■ Material provided
— Start —
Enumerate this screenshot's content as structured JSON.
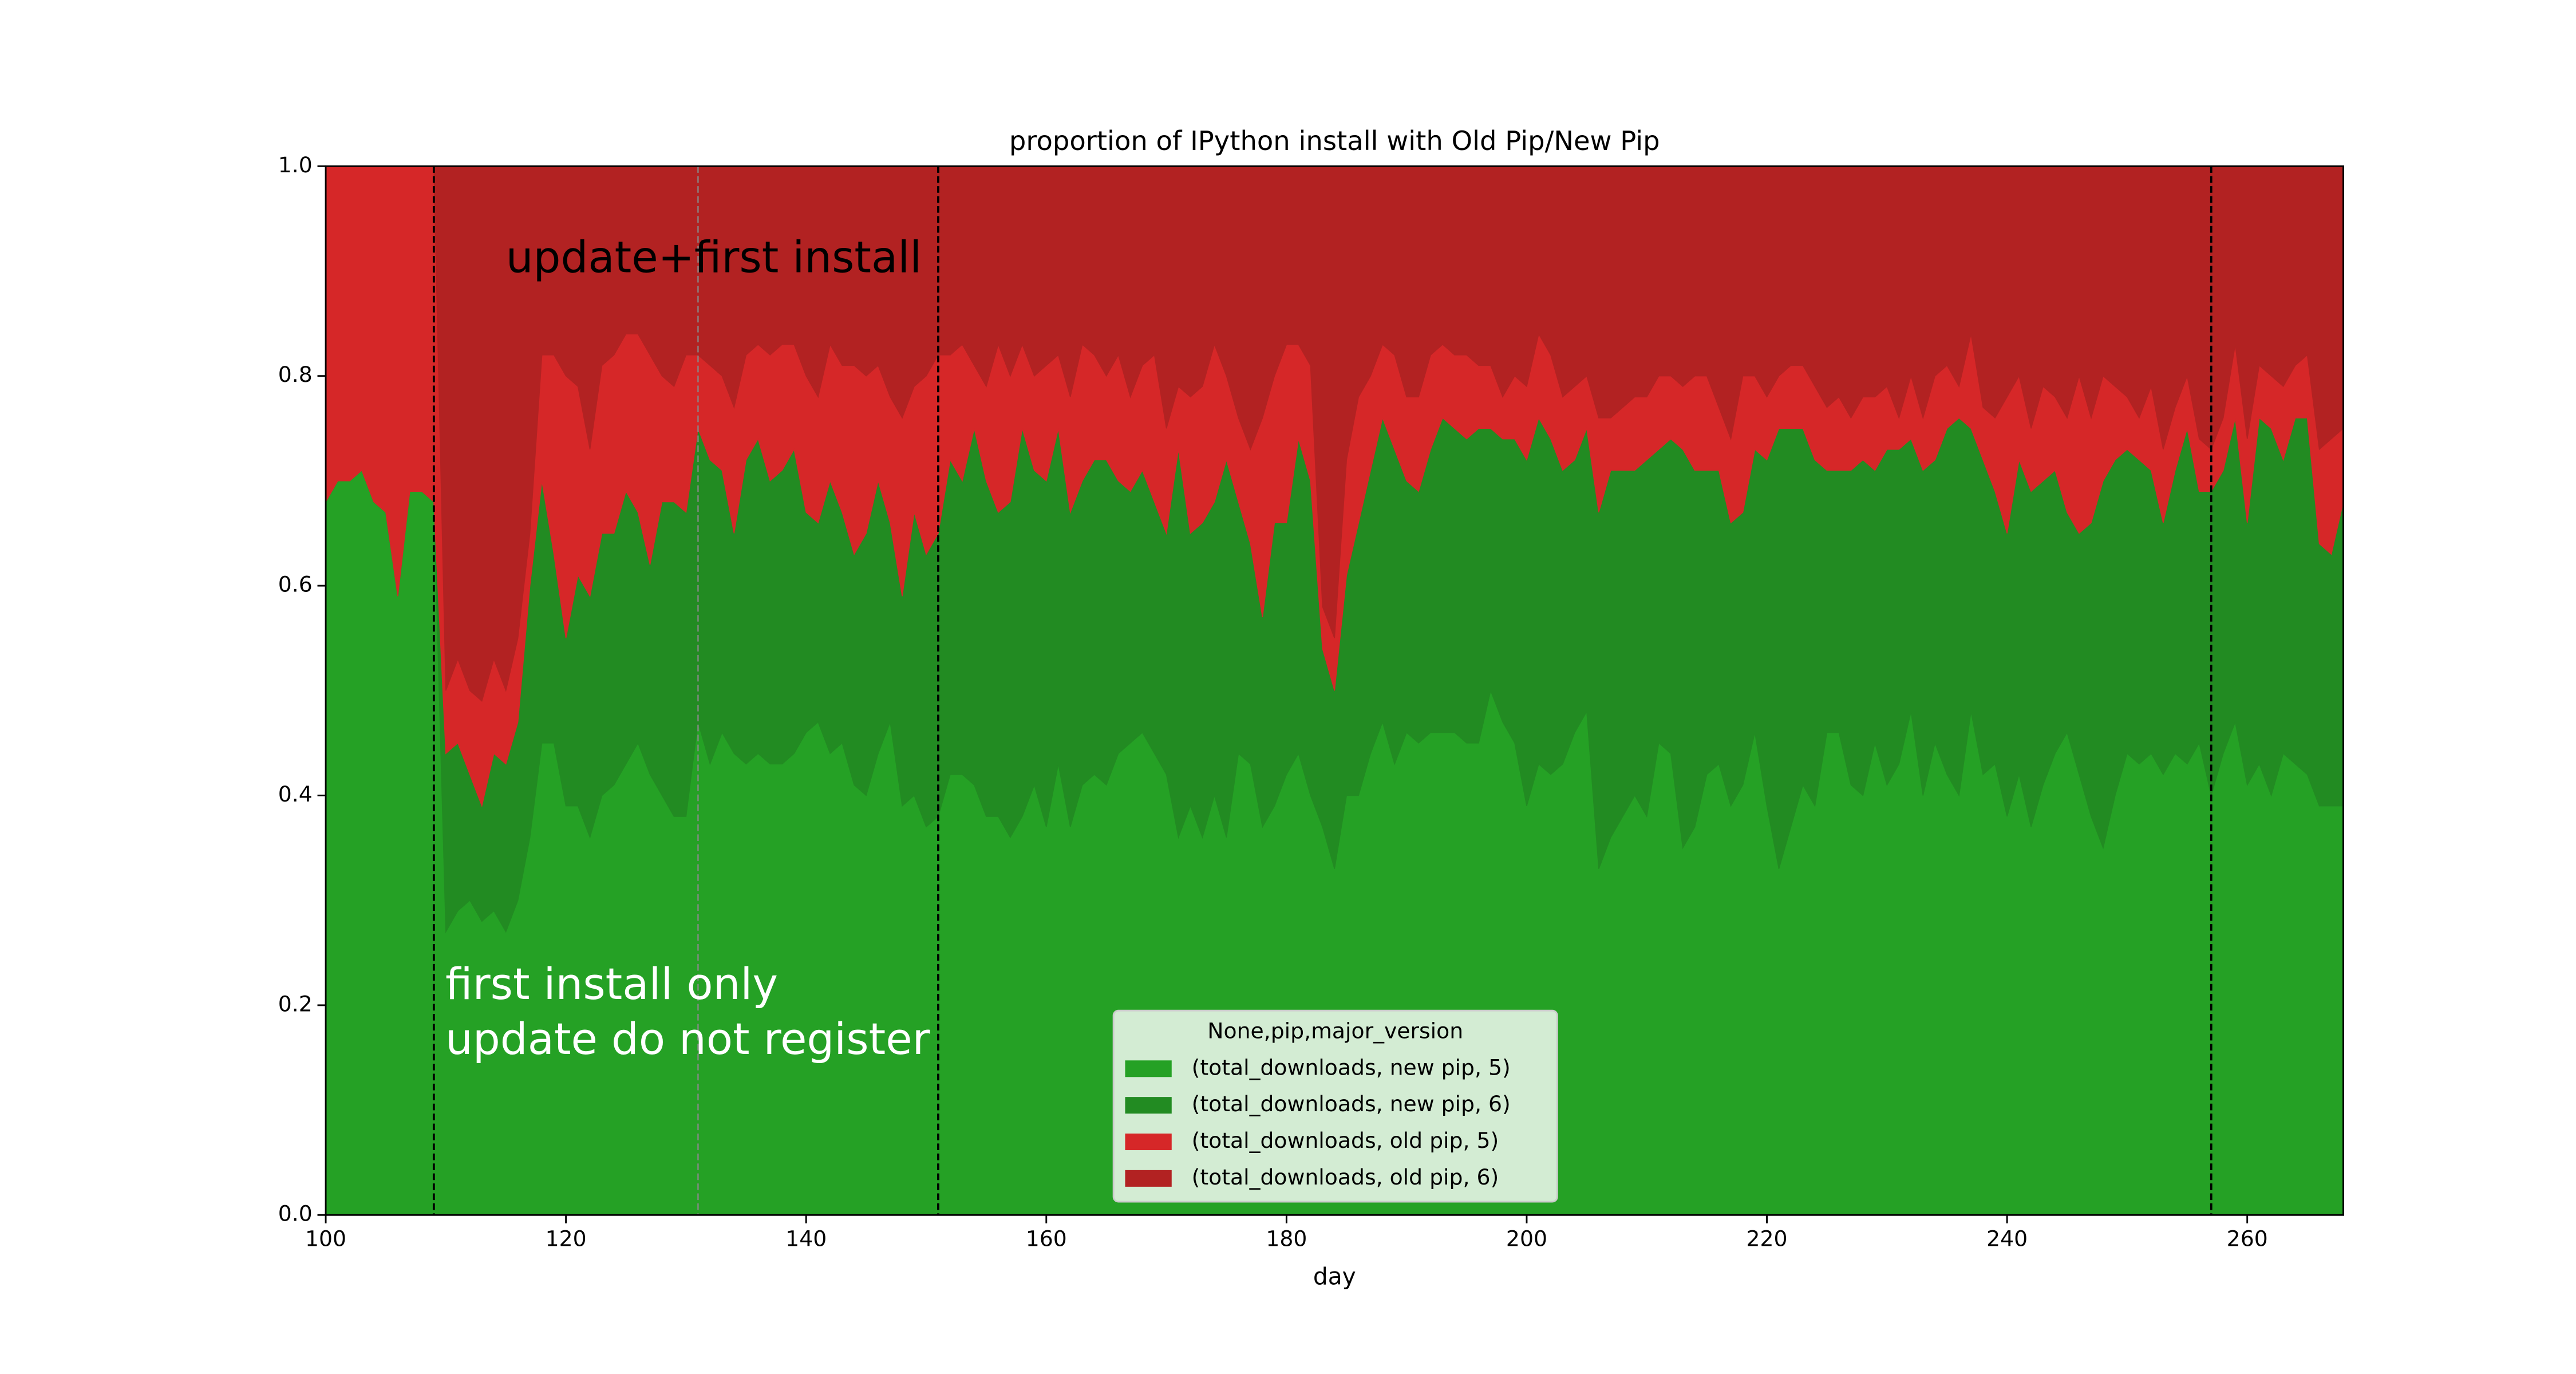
{
  "chart_data": {
    "type": "stacked_area",
    "title": "proportion of IPython install with Old Pip/New Pip",
    "x_label": "day",
    "xlim": [
      100,
      268
    ],
    "xticks": [
      100,
      120,
      140,
      160,
      180,
      200,
      220,
      240,
      260
    ],
    "ylim": [
      0,
      1
    ],
    "yticks": [
      {
        "value": 0,
        "label": "0.0"
      },
      {
        "value": 0.2,
        "label": "0.2"
      },
      {
        "value": 0.4,
        "label": "0.4"
      },
      {
        "value": 0.6,
        "label": "0.6"
      },
      {
        "value": 0.8,
        "label": "0.8"
      },
      {
        "value": 1,
        "label": "1.0"
      }
    ],
    "legend": {
      "title": "None,pip,major_version",
      "loc": "lower center"
    },
    "annotations": [
      "update+first install",
      "first install only",
      "update do not register"
    ],
    "vlines": [
      {
        "x": 109,
        "color": "#000000"
      },
      {
        "x": 131,
        "color": "#888888"
      },
      {
        "x": 151,
        "color": "#000000"
      },
      {
        "x": 257,
        "color": "#000000"
      }
    ],
    "x": [
      100,
      101,
      102,
      103,
      104,
      105,
      106,
      107,
      108,
      109,
      110,
      111,
      112,
      113,
      114,
      115,
      116,
      117,
      118,
      119,
      120,
      121,
      122,
      123,
      124,
      125,
      126,
      127,
      128,
      129,
      130,
      131,
      132,
      133,
      134,
      135,
      136,
      137,
      138,
      139,
      140,
      141,
      142,
      143,
      144,
      145,
      146,
      147,
      148,
      149,
      150,
      151,
      152,
      153,
      154,
      155,
      156,
      157,
      158,
      159,
      160,
      161,
      162,
      163,
      164,
      165,
      166,
      167,
      168,
      169,
      170,
      171,
      172,
      173,
      174,
      175,
      176,
      177,
      178,
      179,
      180,
      181,
      182,
      183,
      184,
      185,
      186,
      187,
      188,
      189,
      190,
      191,
      192,
      193,
      194,
      195,
      196,
      197,
      198,
      199,
      200,
      201,
      202,
      203,
      204,
      205,
      206,
      207,
      208,
      209,
      210,
      211,
      212,
      213,
      214,
      215,
      216,
      217,
      218,
      219,
      220,
      221,
      222,
      223,
      224,
      225,
      226,
      227,
      228,
      229,
      230,
      231,
      232,
      233,
      234,
      235,
      236,
      237,
      238,
      239,
      240,
      241,
      242,
      243,
      244,
      245,
      246,
      247,
      248,
      249,
      250,
      251,
      252,
      253,
      254,
      255,
      256,
      257,
      258,
      259,
      260,
      261,
      262,
      263,
      264,
      265,
      266,
      267,
      268
    ],
    "series": [
      {
        "name": "(total_downloads, new pip, 5)",
        "color": "#25a125",
        "values": [
          0.68,
          0.7,
          0.7,
          0.71,
          0.68,
          0.67,
          0.59,
          0.69,
          0.69,
          0.68,
          0.27,
          0.29,
          0.3,
          0.28,
          0.29,
          0.27,
          0.3,
          0.36,
          0.45,
          0.45,
          0.39,
          0.39,
          0.36,
          0.4,
          0.41,
          0.43,
          0.45,
          0.42,
          0.4,
          0.38,
          0.38,
          0.47,
          0.43,
          0.46,
          0.44,
          0.43,
          0.44,
          0.43,
          0.43,
          0.44,
          0.46,
          0.47,
          0.44,
          0.45,
          0.41,
          0.4,
          0.44,
          0.47,
          0.39,
          0.4,
          0.37,
          0.38,
          0.42,
          0.42,
          0.41,
          0.38,
          0.38,
          0.36,
          0.38,
          0.41,
          0.37,
          0.43,
          0.37,
          0.41,
          0.42,
          0.41,
          0.44,
          0.45,
          0.46,
          0.44,
          0.42,
          0.36,
          0.39,
          0.36,
          0.4,
          0.36,
          0.44,
          0.43,
          0.37,
          0.39,
          0.42,
          0.44,
          0.4,
          0.37,
          0.33,
          0.4,
          0.4,
          0.44,
          0.47,
          0.43,
          0.46,
          0.45,
          0.46,
          0.46,
          0.46,
          0.45,
          0.45,
          0.5,
          0.47,
          0.45,
          0.39,
          0.43,
          0.42,
          0.43,
          0.46,
          0.48,
          0.33,
          0.36,
          0.38,
          0.4,
          0.38,
          0.45,
          0.44,
          0.35,
          0.37,
          0.42,
          0.43,
          0.39,
          0.41,
          0.46,
          0.39,
          0.33,
          0.37,
          0.41,
          0.39,
          0.46,
          0.46,
          0.41,
          0.4,
          0.45,
          0.41,
          0.43,
          0.48,
          0.4,
          0.45,
          0.42,
          0.4,
          0.48,
          0.42,
          0.43,
          0.38,
          0.42,
          0.37,
          0.41,
          0.44,
          0.46,
          0.42,
          0.38,
          0.35,
          0.4,
          0.44,
          0.43,
          0.44,
          0.42,
          0.44,
          0.43,
          0.45,
          0.4,
          0.44,
          0.47,
          0.41,
          0.43,
          0.4,
          0.44,
          0.43,
          0.42,
          0.39,
          0.39,
          0.39
        ]
      },
      {
        "name": "(total_downloads, new pip, 6)",
        "color": "#228b22",
        "values": [
          0,
          0,
          0,
          0,
          0,
          0,
          0,
          0,
          0,
          0,
          0.17,
          0.16,
          0.12,
          0.11,
          0.15,
          0.16,
          0.17,
          0.24,
          0.25,
          0.18,
          0.16,
          0.22,
          0.23,
          0.25,
          0.24,
          0.26,
          0.22,
          0.2,
          0.28,
          0.3,
          0.29,
          0.28,
          0.29,
          0.25,
          0.21,
          0.29,
          0.3,
          0.27,
          0.28,
          0.29,
          0.21,
          0.19,
          0.26,
          0.22,
          0.22,
          0.25,
          0.26,
          0.19,
          0.2,
          0.27,
          0.26,
          0.27,
          0.3,
          0.28,
          0.34,
          0.32,
          0.29,
          0.32,
          0.37,
          0.3,
          0.33,
          0.32,
          0.3,
          0.29,
          0.3,
          0.31,
          0.26,
          0.24,
          0.25,
          0.24,
          0.23,
          0.37,
          0.26,
          0.3,
          0.28,
          0.36,
          0.24,
          0.21,
          0.2,
          0.27,
          0.24,
          0.3,
          0.3,
          0.17,
          0.17,
          0.21,
          0.26,
          0.27,
          0.29,
          0.3,
          0.24,
          0.24,
          0.27,
          0.3,
          0.29,
          0.29,
          0.3,
          0.25,
          0.27,
          0.29,
          0.33,
          0.33,
          0.32,
          0.28,
          0.26,
          0.27,
          0.34,
          0.35,
          0.33,
          0.31,
          0.34,
          0.28,
          0.3,
          0.38,
          0.34,
          0.29,
          0.28,
          0.27,
          0.26,
          0.27,
          0.33,
          0.42,
          0.38,
          0.34,
          0.33,
          0.25,
          0.25,
          0.3,
          0.32,
          0.26,
          0.32,
          0.3,
          0.26,
          0.31,
          0.27,
          0.33,
          0.36,
          0.27,
          0.3,
          0.26,
          0.27,
          0.3,
          0.32,
          0.29,
          0.27,
          0.21,
          0.23,
          0.28,
          0.35,
          0.32,
          0.29,
          0.29,
          0.27,
          0.24,
          0.27,
          0.32,
          0.24,
          0.29,
          0.27,
          0.29,
          0.25,
          0.33,
          0.35,
          0.28,
          0.33,
          0.34,
          0.25,
          0.24,
          0.29
        ]
      },
      {
        "name": "(total_downloads, old pip, 5)",
        "color": "#d62728",
        "values": [
          0.32,
          0.3,
          0.3,
          0.29,
          0.32,
          0.33,
          0.41,
          0.31,
          0.31,
          0.32,
          0.06,
          0.08,
          0.08,
          0.1,
          0.09,
          0.07,
          0.08,
          0.05,
          0.12,
          0.19,
          0.25,
          0.18,
          0.14,
          0.16,
          0.17,
          0.15,
          0.17,
          0.2,
          0.12,
          0.11,
          0.15,
          0.07,
          0.09,
          0.09,
          0.12,
          0.1,
          0.09,
          0.12,
          0.12,
          0.1,
          0.13,
          0.12,
          0.13,
          0.14,
          0.18,
          0.15,
          0.11,
          0.12,
          0.17,
          0.12,
          0.17,
          0.17,
          0.1,
          0.13,
          0.06,
          0.09,
          0.16,
          0.12,
          0.08,
          0.09,
          0.11,
          0.07,
          0.11,
          0.13,
          0.1,
          0.08,
          0.12,
          0.09,
          0.1,
          0.14,
          0.1,
          0.06,
          0.13,
          0.13,
          0.15,
          0.08,
          0.08,
          0.09,
          0.19,
          0.14,
          0.17,
          0.09,
          0.11,
          0.04,
          0.05,
          0.11,
          0.12,
          0.09,
          0.07,
          0.09,
          0.08,
          0.09,
          0.09,
          0.07,
          0.07,
          0.08,
          0.06,
          0.06,
          0.04,
          0.06,
          0.07,
          0.08,
          0.08,
          0.07,
          0.07,
          0.05,
          0.09,
          0.05,
          0.06,
          0.07,
          0.06,
          0.07,
          0.06,
          0.06,
          0.09,
          0.09,
          0.06,
          0.08,
          0.13,
          0.07,
          0.06,
          0.05,
          0.06,
          0.06,
          0.07,
          0.06,
          0.07,
          0.05,
          0.06,
          0.07,
          0.06,
          0.03,
          0.06,
          0.05,
          0.08,
          0.06,
          0.03,
          0.09,
          0.05,
          0.07,
          0.13,
          0.08,
          0.06,
          0.09,
          0.07,
          0.09,
          0.15,
          0.1,
          0.1,
          0.07,
          0.05,
          0.04,
          0.08,
          0.07,
          0.06,
          0.05,
          0.05,
          0.04,
          0.05,
          0.07,
          0.08,
          0.05,
          0.05,
          0.07,
          0.05,
          0.06,
          0.09,
          0.11,
          0.07
        ]
      },
      {
        "name": "(total_downloads, old pip, 6)",
        "color": "#b22222",
        "values": [
          0,
          0,
          0,
          0,
          0,
          0,
          0,
          0,
          0,
          0,
          0.5,
          0.47,
          0.5,
          0.51,
          0.47,
          0.5,
          0.45,
          0.35,
          0.18,
          0.18,
          0.2,
          0.21,
          0.27,
          0.19,
          0.18,
          0.16,
          0.16,
          0.18,
          0.2,
          0.21,
          0.18,
          0.18,
          0.19,
          0.2,
          0.23,
          0.18,
          0.17,
          0.18,
          0.17,
          0.17,
          0.2,
          0.22,
          0.17,
          0.19,
          0.19,
          0.2,
          0.19,
          0.22,
          0.24,
          0.21,
          0.2,
          0.18,
          0.18,
          0.17,
          0.19,
          0.21,
          0.17,
          0.2,
          0.17,
          0.2,
          0.19,
          0.18,
          0.22,
          0.17,
          0.18,
          0.2,
          0.18,
          0.22,
          0.19,
          0.18,
          0.25,
          0.21,
          0.22,
          0.21,
          0.17,
          0.2,
          0.24,
          0.27,
          0.24,
          0.2,
          0.17,
          0.17,
          0.19,
          0.42,
          0.45,
          0.28,
          0.22,
          0.2,
          0.17,
          0.18,
          0.22,
          0.22,
          0.18,
          0.17,
          0.18,
          0.18,
          0.19,
          0.19,
          0.22,
          0.2,
          0.21,
          0.16,
          0.18,
          0.22,
          0.21,
          0.2,
          0.24,
          0.24,
          0.23,
          0.22,
          0.22,
          0.2,
          0.2,
          0.21,
          0.2,
          0.2,
          0.23,
          0.26,
          0.2,
          0.2,
          0.22,
          0.2,
          0.19,
          0.19,
          0.21,
          0.23,
          0.22,
          0.24,
          0.22,
          0.22,
          0.21,
          0.24,
          0.2,
          0.24,
          0.2,
          0.19,
          0.21,
          0.16,
          0.23,
          0.24,
          0.22,
          0.2,
          0.25,
          0.21,
          0.22,
          0.24,
          0.2,
          0.24,
          0.2,
          0.21,
          0.22,
          0.24,
          0.21,
          0.27,
          0.23,
          0.2,
          0.26,
          0.27,
          0.24,
          0.17,
          0.26,
          0.19,
          0.2,
          0.21,
          0.19,
          0.18,
          0.27,
          0.26,
          0.25
        ]
      }
    ]
  }
}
— End —
■ The exercise
Which lines contain the word "name"? Return each of them.

■ Solution to this exercise
        "name": "(total_downloads, new pip, 5)",
        "name": "(total_downloads, new pip, 6)",
        "name": "(total_downloads, old pip, 5)",
        "name": "(total_downloads, old pip, 6)",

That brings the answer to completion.